(Dataset records of document pages)
----------

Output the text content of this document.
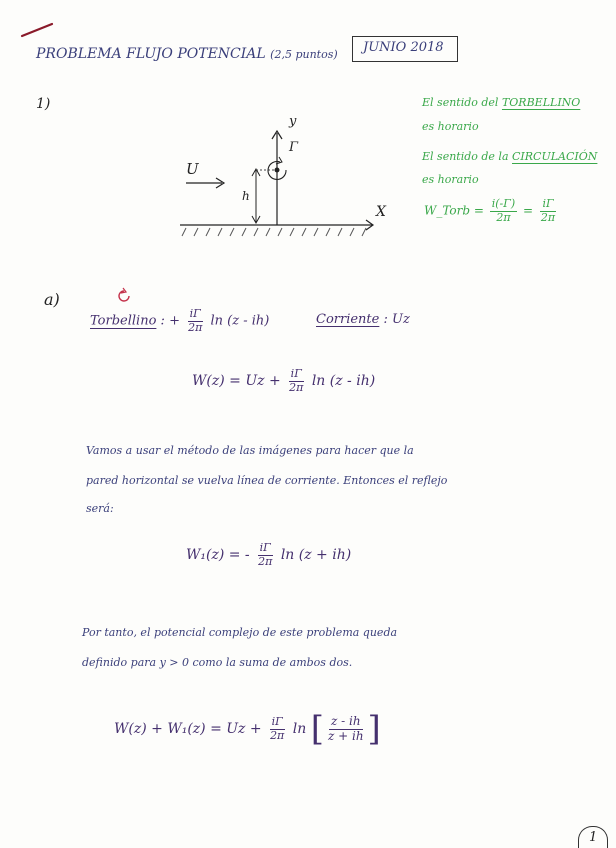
PROBLEMA FLUJO POTENCIAL (2,5 puntos) JUNIO 2018
1)
U
h
X
y
Γ
El sentido del TORBELLINO
es horario
El sentido de la CIRCULACIÓN
es horario
W_Torb = $\frac{i(-\Gamma)}{2\pi} = \frac{i\Gamma}{2\pi}$
a)
Torbellino : + $\frac{i\Gamma}{2\pi}$ ln (z - ih)	Corriente : Uz
$W(z) = Uz + \frac{i\Gamma}{2\pi}$ ln (z - ih)
Vamos a usar el método de las imágenes para hacer que la
pared horizontal se vuelva línea de corriente. Entonces el reflejo
será:
W₁(z) = - $\frac{i\Gamma}{2\pi}$ ln (z + ih)
Por tanto, el potencial complejo de este problema queda
definido para y > 0 como la suma de ambos dos.
$W(z) + W_1(z) = Uz + \frac{i\Gamma}{2\pi}$ ln [ $\frac{z - ih}{z + ih}$ ]
1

----------

● Work to complete: Search the data above for the string "sentido" and copy each line that has it.

● Exercise result:
El sentido del TORBELLINO
El sentido de la CIRCULACIÓN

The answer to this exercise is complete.